[Collected data]

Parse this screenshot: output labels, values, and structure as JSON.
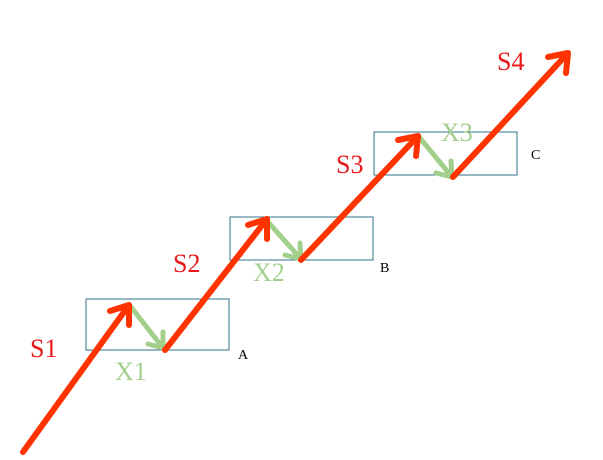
{
  "labels": {
    "s1": "S1",
    "s2": "S2",
    "s3": "S3",
    "s4": "S4",
    "x1": "X1",
    "x2": "X2",
    "x3": "X3",
    "a": "A",
    "b": "B",
    "c": "C"
  },
  "colors": {
    "s_arrows": "#ff3300",
    "s_labels": "#e8191b",
    "x_arrows": "#a3cf8c",
    "box_border": "#31708a"
  }
}
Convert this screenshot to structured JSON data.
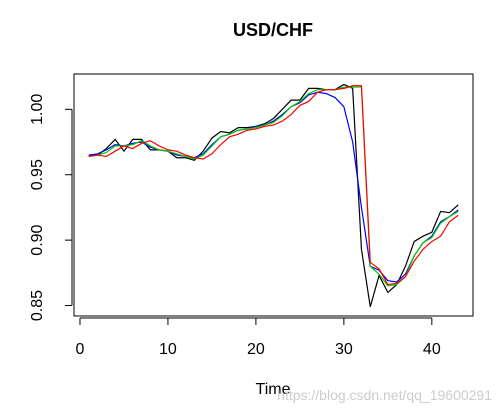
{
  "chart_data": {
    "type": "line",
    "title": "USD/CHF",
    "x_label": "Time",
    "watermark": "https://blog.csdn.net/qq_19600291",
    "x": [
      1,
      2,
      3,
      4,
      5,
      6,
      7,
      8,
      9,
      10,
      11,
      12,
      13,
      14,
      15,
      16,
      17,
      18,
      19,
      20,
      21,
      22,
      23,
      24,
      25,
      26,
      27,
      28,
      29,
      30,
      31,
      32,
      33,
      34,
      35,
      36,
      37,
      38,
      39,
      40,
      41,
      42,
      43
    ],
    "xlim": [
      -0.68,
      44.68
    ],
    "xticks": [
      0,
      10,
      20,
      30,
      40
    ],
    "ylim": [
      0.842,
      1.027
    ],
    "yticks": [
      0.85,
      {
        "value": 0.9,
        "label": "0.90"
      },
      0.95,
      {
        "value": 1,
        "label": "1.00"
      }
    ],
    "series": [
      {
        "color": "#000000",
        "values": [
          0.965,
          0.965,
          0.97,
          0.977,
          0.968,
          0.977,
          0.977,
          0.969,
          0.969,
          0.968,
          0.963,
          0.963,
          0.961,
          0.968,
          0.978,
          0.983,
          0.982,
          0.986,
          0.986,
          0.987,
          0.989,
          0.993,
          1.0,
          1.007,
          1.007,
          1.016,
          1.016,
          1.015,
          1.015,
          1.019,
          1.016,
          0.893,
          0.849,
          0.873,
          0.86,
          0.866,
          0.88,
          0.899,
          0.903,
          0.906,
          0.922,
          0.921,
          0.927
        ]
      },
      {
        "color": "#0000ff",
        "values": [
          0.965,
          0.966,
          0.969,
          0.973,
          0.972,
          0.974,
          0.975,
          0.971,
          0.969,
          0.968,
          0.965,
          0.964,
          0.963,
          0.966,
          0.973,
          0.979,
          0.981,
          0.984,
          0.985,
          0.987,
          0.988,
          0.991,
          0.996,
          1.002,
          1.005,
          1.011,
          1.013,
          1.012,
          1.009,
          1.002,
          0.975,
          0.925,
          0.88,
          0.877,
          0.869,
          0.868,
          0.874,
          0.888,
          0.898,
          0.903,
          0.914,
          0.918,
          0.923
        ]
      },
      {
        "color": "#00cd00",
        "values": [
          0.964,
          0.965,
          0.967,
          0.972,
          0.972,
          0.973,
          0.976,
          0.972,
          0.969,
          0.968,
          0.966,
          0.964,
          0.962,
          0.965,
          0.972,
          0.979,
          0.981,
          0.984,
          0.985,
          0.986,
          0.988,
          0.99,
          0.995,
          1.002,
          1.006,
          1.012,
          1.015,
          1.015,
          1.015,
          1.017,
          1.017,
          1.017,
          0.88,
          0.874,
          0.865,
          0.866,
          0.872,
          0.888,
          0.898,
          0.902,
          0.913,
          0.918,
          0.922
        ]
      },
      {
        "color": "#ff0000",
        "values": [
          0.964,
          0.965,
          0.964,
          0.968,
          0.972,
          0.97,
          0.974,
          0.976,
          0.972,
          0.969,
          0.968,
          0.965,
          0.963,
          0.962,
          0.966,
          0.973,
          0.979,
          0.981,
          0.984,
          0.985,
          0.987,
          0.988,
          0.991,
          0.996,
          1.003,
          1.006,
          1.013,
          1.015,
          1.015,
          1.016,
          1.018,
          1.018,
          0.883,
          0.878,
          0.866,
          0.867,
          0.872,
          0.884,
          0.893,
          0.899,
          0.903,
          0.914,
          0.919
        ]
      }
    ]
  }
}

▸ Task to carry out: Find and copy every line in the entries above where the string "this" occurs.

▸ Task result:
Parse this screenshot: output labels, values, and structure as JSON.
Convert this screenshot to structured JSON data.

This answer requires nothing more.